■ Instructions to follow
Check every line of the entries below for the word "febbraio", and copy the ones that have it.
Start Input data
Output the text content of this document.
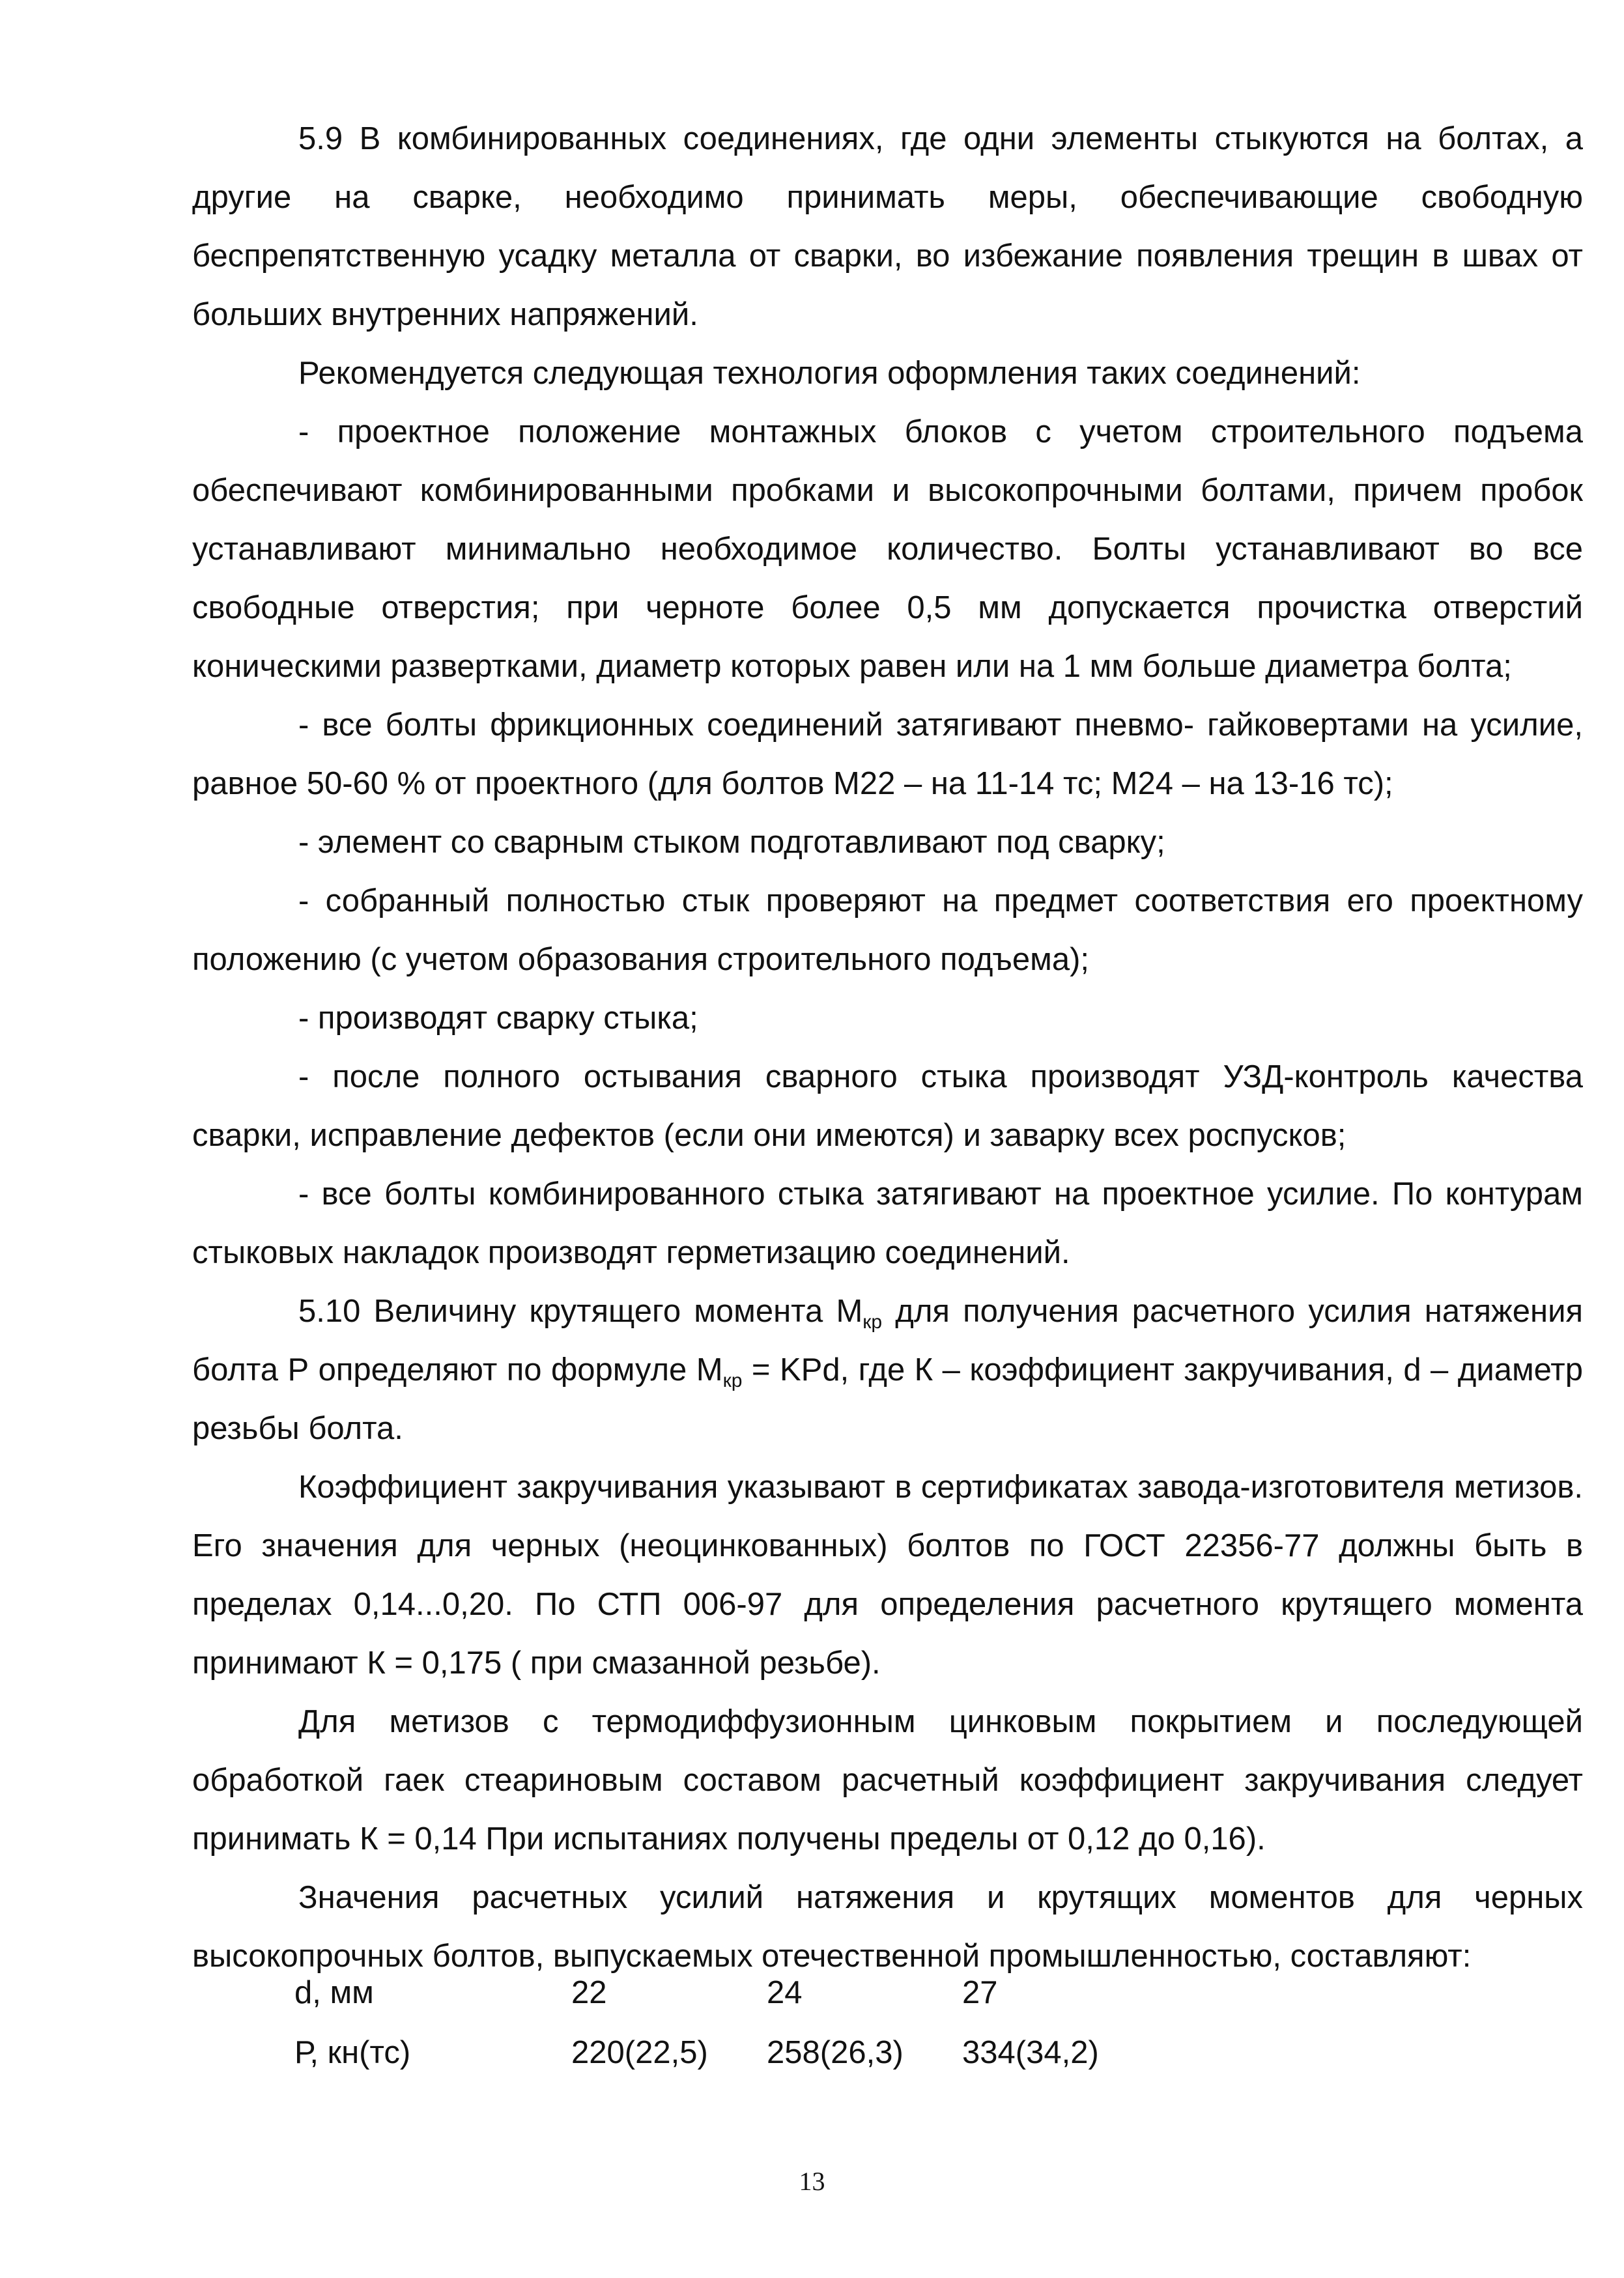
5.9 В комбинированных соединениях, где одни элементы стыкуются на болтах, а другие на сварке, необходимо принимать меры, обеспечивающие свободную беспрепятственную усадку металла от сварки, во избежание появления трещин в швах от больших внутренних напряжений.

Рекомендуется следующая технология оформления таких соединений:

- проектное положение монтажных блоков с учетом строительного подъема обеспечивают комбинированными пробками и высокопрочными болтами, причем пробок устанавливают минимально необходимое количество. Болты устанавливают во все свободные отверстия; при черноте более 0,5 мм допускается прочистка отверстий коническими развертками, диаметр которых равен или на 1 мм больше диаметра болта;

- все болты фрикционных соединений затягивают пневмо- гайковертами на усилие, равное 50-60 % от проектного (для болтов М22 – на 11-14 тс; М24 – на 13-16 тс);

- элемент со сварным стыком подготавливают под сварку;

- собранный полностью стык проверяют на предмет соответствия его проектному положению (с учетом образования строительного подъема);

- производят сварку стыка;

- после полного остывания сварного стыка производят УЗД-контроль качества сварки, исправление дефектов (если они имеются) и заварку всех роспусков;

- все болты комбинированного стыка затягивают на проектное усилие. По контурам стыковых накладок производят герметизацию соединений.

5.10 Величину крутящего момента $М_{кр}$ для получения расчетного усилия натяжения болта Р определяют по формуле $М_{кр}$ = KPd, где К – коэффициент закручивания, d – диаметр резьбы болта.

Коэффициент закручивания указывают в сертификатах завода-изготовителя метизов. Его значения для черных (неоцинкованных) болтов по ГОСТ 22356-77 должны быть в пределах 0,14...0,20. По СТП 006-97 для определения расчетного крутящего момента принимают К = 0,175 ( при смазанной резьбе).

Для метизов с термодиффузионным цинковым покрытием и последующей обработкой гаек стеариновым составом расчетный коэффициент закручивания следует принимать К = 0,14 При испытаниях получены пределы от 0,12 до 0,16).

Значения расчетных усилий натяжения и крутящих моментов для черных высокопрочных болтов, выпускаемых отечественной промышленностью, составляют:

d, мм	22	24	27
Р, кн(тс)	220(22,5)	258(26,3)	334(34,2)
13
End Input data
Start Input data
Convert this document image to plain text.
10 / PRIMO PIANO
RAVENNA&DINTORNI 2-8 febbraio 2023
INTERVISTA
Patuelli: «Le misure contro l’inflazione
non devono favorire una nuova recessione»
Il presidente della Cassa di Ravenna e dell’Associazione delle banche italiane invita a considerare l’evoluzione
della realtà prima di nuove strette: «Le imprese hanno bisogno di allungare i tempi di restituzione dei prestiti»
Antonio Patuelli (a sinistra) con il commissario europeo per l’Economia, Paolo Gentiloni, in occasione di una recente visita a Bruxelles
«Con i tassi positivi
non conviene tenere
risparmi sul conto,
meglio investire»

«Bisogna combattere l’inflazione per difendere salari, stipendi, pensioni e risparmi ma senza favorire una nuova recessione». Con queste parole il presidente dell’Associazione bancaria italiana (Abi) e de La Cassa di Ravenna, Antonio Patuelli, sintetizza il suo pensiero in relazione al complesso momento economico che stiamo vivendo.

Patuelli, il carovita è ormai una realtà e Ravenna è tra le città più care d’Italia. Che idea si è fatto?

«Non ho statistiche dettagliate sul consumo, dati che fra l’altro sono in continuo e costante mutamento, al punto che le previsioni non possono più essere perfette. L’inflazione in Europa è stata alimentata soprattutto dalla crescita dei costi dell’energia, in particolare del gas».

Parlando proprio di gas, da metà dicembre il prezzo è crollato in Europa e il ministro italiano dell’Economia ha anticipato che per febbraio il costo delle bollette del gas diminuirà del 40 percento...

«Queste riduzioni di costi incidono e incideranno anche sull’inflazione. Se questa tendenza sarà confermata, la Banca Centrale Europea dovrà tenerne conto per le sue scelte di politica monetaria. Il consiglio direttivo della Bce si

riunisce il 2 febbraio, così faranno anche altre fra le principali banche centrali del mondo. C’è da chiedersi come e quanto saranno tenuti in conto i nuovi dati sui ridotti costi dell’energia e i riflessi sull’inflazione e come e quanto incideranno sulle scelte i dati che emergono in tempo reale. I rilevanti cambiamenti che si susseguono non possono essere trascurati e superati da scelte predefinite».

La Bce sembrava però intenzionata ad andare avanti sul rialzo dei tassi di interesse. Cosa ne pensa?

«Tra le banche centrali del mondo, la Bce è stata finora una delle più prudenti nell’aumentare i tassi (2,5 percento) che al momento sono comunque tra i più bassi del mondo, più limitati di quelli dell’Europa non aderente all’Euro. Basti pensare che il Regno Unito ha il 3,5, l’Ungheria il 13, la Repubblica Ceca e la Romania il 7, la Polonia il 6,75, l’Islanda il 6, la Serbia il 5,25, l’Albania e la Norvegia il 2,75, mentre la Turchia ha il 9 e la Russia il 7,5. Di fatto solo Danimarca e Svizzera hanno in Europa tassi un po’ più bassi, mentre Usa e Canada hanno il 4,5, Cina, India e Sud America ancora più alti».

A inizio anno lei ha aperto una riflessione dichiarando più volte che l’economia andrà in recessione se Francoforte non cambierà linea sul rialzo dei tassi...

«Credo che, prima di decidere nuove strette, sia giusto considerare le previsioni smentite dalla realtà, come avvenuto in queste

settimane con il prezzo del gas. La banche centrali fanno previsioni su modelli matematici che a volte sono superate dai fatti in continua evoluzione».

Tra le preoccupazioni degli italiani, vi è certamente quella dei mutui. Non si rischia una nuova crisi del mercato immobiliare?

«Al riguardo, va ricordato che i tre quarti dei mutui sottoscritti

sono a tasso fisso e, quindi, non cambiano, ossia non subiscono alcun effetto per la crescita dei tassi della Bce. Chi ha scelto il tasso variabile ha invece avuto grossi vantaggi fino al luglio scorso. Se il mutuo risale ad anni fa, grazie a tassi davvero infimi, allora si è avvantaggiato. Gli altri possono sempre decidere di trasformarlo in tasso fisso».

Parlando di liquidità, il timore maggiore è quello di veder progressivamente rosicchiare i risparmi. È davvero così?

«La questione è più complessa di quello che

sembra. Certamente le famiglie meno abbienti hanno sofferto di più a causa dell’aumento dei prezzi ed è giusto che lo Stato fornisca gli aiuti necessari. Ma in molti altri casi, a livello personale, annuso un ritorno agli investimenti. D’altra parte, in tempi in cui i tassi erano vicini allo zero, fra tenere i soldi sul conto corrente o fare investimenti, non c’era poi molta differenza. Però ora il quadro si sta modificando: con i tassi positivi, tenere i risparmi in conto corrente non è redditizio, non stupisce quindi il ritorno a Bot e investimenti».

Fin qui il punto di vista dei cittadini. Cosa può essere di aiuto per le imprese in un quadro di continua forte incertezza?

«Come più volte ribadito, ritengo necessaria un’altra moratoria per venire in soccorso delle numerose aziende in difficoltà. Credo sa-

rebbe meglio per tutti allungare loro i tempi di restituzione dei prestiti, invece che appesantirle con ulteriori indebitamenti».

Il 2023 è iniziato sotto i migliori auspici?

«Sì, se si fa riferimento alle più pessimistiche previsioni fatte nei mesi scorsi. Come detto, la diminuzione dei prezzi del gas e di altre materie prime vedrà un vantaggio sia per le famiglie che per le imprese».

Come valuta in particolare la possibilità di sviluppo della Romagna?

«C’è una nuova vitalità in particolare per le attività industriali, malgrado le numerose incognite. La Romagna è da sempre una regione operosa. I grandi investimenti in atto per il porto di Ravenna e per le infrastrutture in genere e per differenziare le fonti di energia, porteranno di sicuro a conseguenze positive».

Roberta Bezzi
End Input data
■ The reply
RAVENNA&DINTORNI 2-8 febbraio 2023
Parlando proprio di gas, da metà dicembre il prezzo è crollato in Europa e il ministro italiano dell’Economia ha anticipato che per febbraio il costo delle bollette del gas diminuirà del 40 percento...
riunisce il 2 febbraio, così faranno anche altre fra le principali banche centrali del mondo. C’è da chiedersi come e quanto saranno tenuti in conto i nuovi dati sui ridotti costi dell’energia e i riflessi sull’inflazione e come e quanto incideranno sulle scelte i dati che emergono in tempo reale. I rilevanti cambiamenti che si susseguono non possono essere trascurati e superati da scelte predefinite».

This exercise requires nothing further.